──────── Excerpted data

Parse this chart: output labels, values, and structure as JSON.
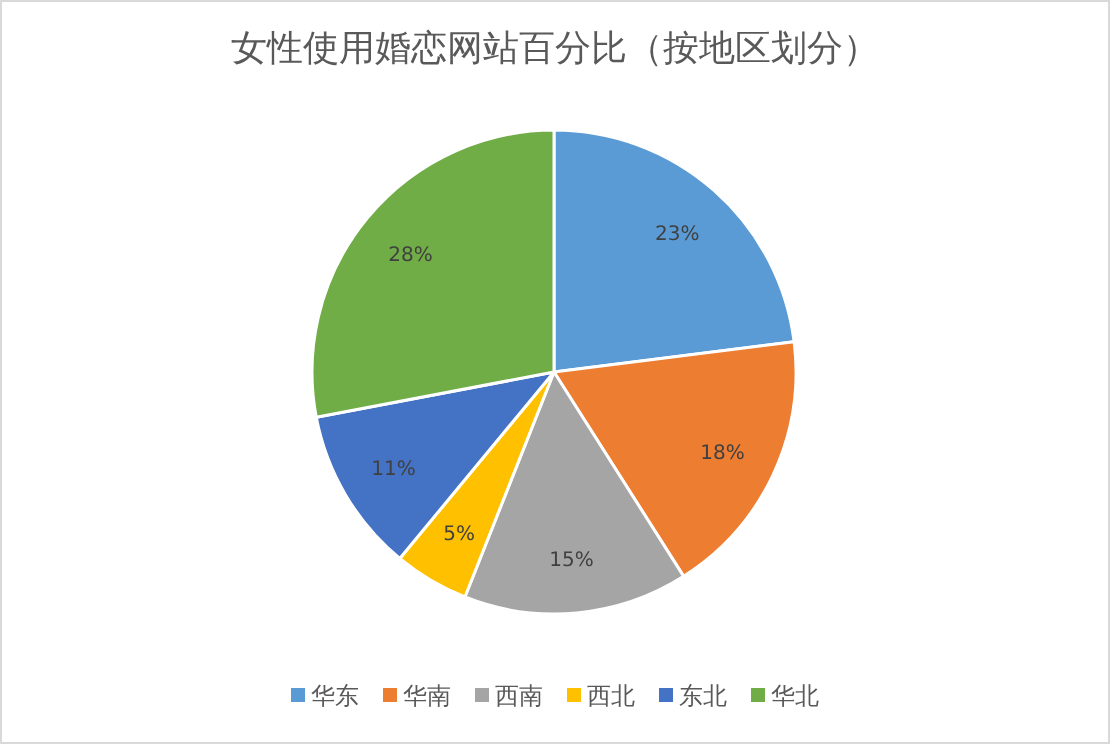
{
  "chart_data": {
    "type": "pie",
    "title": "女性使用婚恋网站百分比（按地区划分）",
    "categories": [
      "华东",
      "华南",
      "西南",
      "西北",
      "东北",
      "华北"
    ],
    "values": [
      23,
      18,
      15,
      5,
      11,
      28
    ],
    "value_labels": [
      "23%",
      "18%",
      "15%",
      "5%",
      "11%",
      "28%"
    ],
    "colors": [
      "#5b9bd5",
      "#ed7d31",
      "#a5a5a5",
      "#ffc000",
      "#4472c4",
      "#70ad47"
    ],
    "legend": "bottom"
  }
}
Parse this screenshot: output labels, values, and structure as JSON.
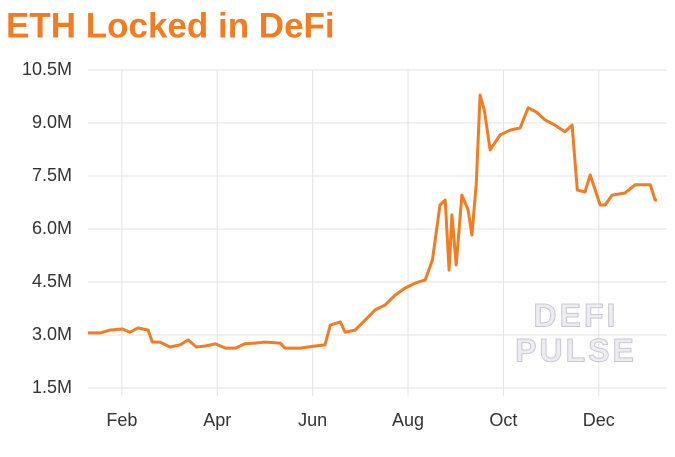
{
  "chart_data": {
    "type": "line",
    "title": "ETH Locked in DeFi",
    "annotations": [
      "DEFI",
      "PULSE"
    ],
    "color": "#f47b20",
    "grid": true,
    "x": [
      0.29,
      0.55,
      0.75,
      1.01,
      1.17,
      1.34,
      1.55,
      1.64,
      1.8,
      2.01,
      2.22,
      2.39,
      2.56,
      2.75,
      2.96,
      3.17,
      3.38,
      3.58,
      3.79,
      4.0,
      4.32,
      4.42,
      4.74,
      5.05,
      5.26,
      5.37,
      5.58,
      5.68,
      5.89,
      6.1,
      6.31,
      6.52,
      6.73,
      6.94,
      7.15,
      7.36,
      7.51,
      7.67,
      7.78,
      7.86,
      7.92,
      8.01,
      8.13,
      8.26,
      8.34,
      8.43,
      8.51,
      8.6,
      8.72,
      8.93,
      9.14,
      9.35,
      9.52,
      9.69,
      9.87,
      10.08,
      10.29,
      10.44,
      10.55,
      10.71,
      10.82,
      10.96,
      11.03,
      11.13,
      11.28,
      11.55,
      11.76,
      11.97,
      12.08,
      12.18,
      12.22
    ],
    "values": [
      3060000,
      3060000,
      3140000,
      3170000,
      3080000,
      3200000,
      3140000,
      2800000,
      2800000,
      2660000,
      2720000,
      2860000,
      2660000,
      2690000,
      2750000,
      2630000,
      2630000,
      2750000,
      2770000,
      2800000,
      2770000,
      2630000,
      2630000,
      2690000,
      2720000,
      3280000,
      3370000,
      3080000,
      3140000,
      3420000,
      3710000,
      3850000,
      4130000,
      4330000,
      4470000,
      4560000,
      5120000,
      6680000,
      6820000,
      4840000,
      6400000,
      4980000,
      6960000,
      6540000,
      5830000,
      7250000,
      9790000,
      9370000,
      8240000,
      8660000,
      8800000,
      8860000,
      9430000,
      9310000,
      9090000,
      8940000,
      8750000,
      8940000,
      7100000,
      7050000,
      7530000,
      6960000,
      6680000,
      6680000,
      6960000,
      7020000,
      7250000,
      7250000,
      7250000,
      6820000,
      6820000
    ],
    "xlim": [
      0.29,
      12.22
    ],
    "xticks": [
      {
        "value": 1,
        "label": "Feb"
      },
      {
        "value": 3,
        "label": "Apr"
      },
      {
        "value": 5,
        "label": "Jun"
      },
      {
        "value": 7,
        "label": "Aug"
      },
      {
        "value": 9,
        "label": "Oct"
      },
      {
        "value": 11,
        "label": "Dec"
      }
    ],
    "ylim": [
      1500000,
      10500000
    ],
    "yticks": [
      {
        "value": 1500000,
        "label": "1.5M"
      },
      {
        "value": 3000000,
        "label": "3.0M"
      },
      {
        "value": 4500000,
        "label": "4.5M"
      },
      {
        "value": 6000000,
        "label": "6.0M"
      },
      {
        "value": 7500000,
        "label": "7.5M"
      },
      {
        "value": 9000000,
        "label": "9.0M"
      },
      {
        "value": 10500000,
        "label": "10.5M"
      }
    ]
  }
}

────────────────

What you need to do - Extract from the material all lines containing the string "values".

Exercise output -
Parse this chart: output labels, values, and structure as JSON.
    "values": [
Parse this screenshot: output labels, values, and structure as JSON.
    "values": [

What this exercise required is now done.